• [TASK BRIEF]: All of the listing below must be repeated word for word. Pictures are the only thing to omit.

**** DATA RECORDS

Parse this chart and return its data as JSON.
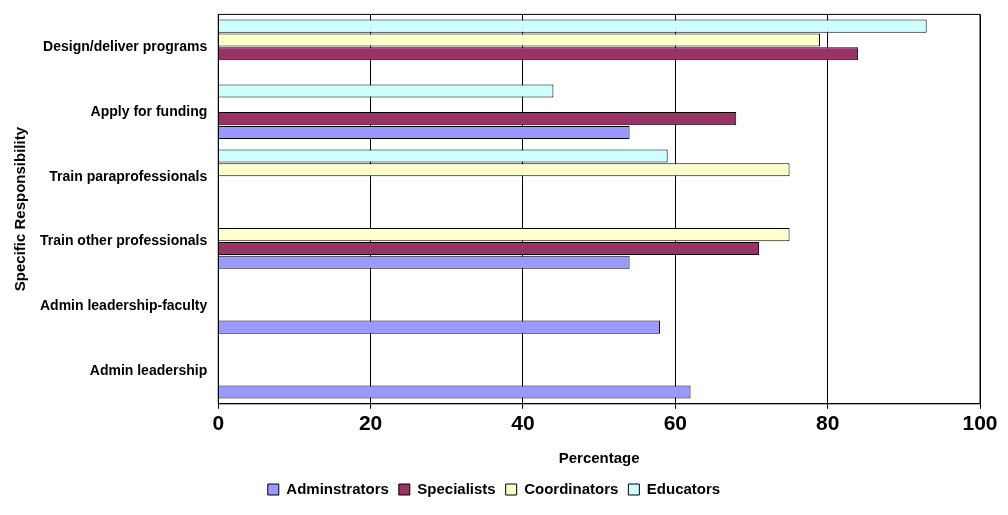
{
  "chart_data": {
    "type": "bar",
    "orientation": "horizontal",
    "xlabel": "Percentage",
    "ylabel": "Specific Responsibility",
    "categories": [
      "Design/deliver programs",
      "Apply for funding",
      "Train paraprofessionals",
      "Train other professionals",
      "Admin leadership-faculty",
      "Admin leadership"
    ],
    "series": [
      {
        "name": "Adminstrators",
        "color": "#9999ff",
        "values": [
          null,
          54,
          null,
          54,
          58,
          62
        ]
      },
      {
        "name": "Specialists",
        "color": "#993366",
        "values": [
          84,
          68,
          null,
          71,
          null,
          null
        ]
      },
      {
        "name": "Coordinators",
        "color": "#ffffcc",
        "values": [
          79,
          null,
          75,
          75,
          null,
          null
        ]
      },
      {
        "name": "Educators",
        "color": "#ccffff",
        "values": [
          93,
          44,
          59,
          null,
          null,
          null
        ]
      }
    ],
    "xlim": [
      0,
      100
    ],
    "xticks": [
      0,
      20,
      40,
      60,
      80,
      100
    ],
    "grid": "x",
    "legend": "bottom"
  }
}
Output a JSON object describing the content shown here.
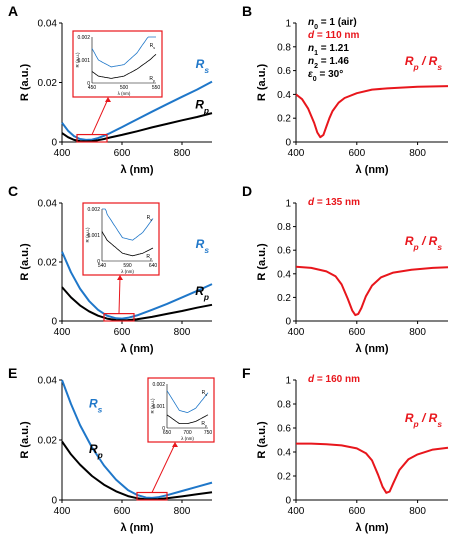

********

• [OUTPUT OF THE TASK]:
Parse this chart and return its data as JSON.
{
  "chart_data": {
    "type": "bar",
    "orientation": "horizontal",
    "xlabel": "Percentage",
    "ylabel": "Specific Responsibility",
    "categories": [
      "Design/deliver programs",
      "Apply for funding",
      "Train paraprofessionals",
      "Train other professionals",
      "Admin leadership-faculty",
      "Admin leadership"
    ],
    "series": [
      {
        "name": "Adminstrators",
        "color": "#9999ff",
        "values": [
          null,
          54,
          null,
          54,
          58,
          62
        ]
      },
      {
        "name": "Specialists",
        "color": "#993366",
        "values": [
          84,
          68,
          null,
          71,
          null,
          null
        ]
      },
      {
        "name": "Coordinators",
        "color": "#ffffcc",
        "values": [
          79,
          null,
          75,
          75,
          null,
          null
        ]
      },
      {
        "name": "Educators",
        "color": "#ccffff",
        "values": [
          93,
          44,
          59,
          null,
          null,
          null
        ]
      }
    ],
    "xlim": [
      0,
      100
    ],
    "xticks": [
      0,
      20,
      40,
      60,
      80,
      100
    ],
    "grid": "x",
    "legend": "bottom"
  }
}
Output a JSON object describing the content shown here.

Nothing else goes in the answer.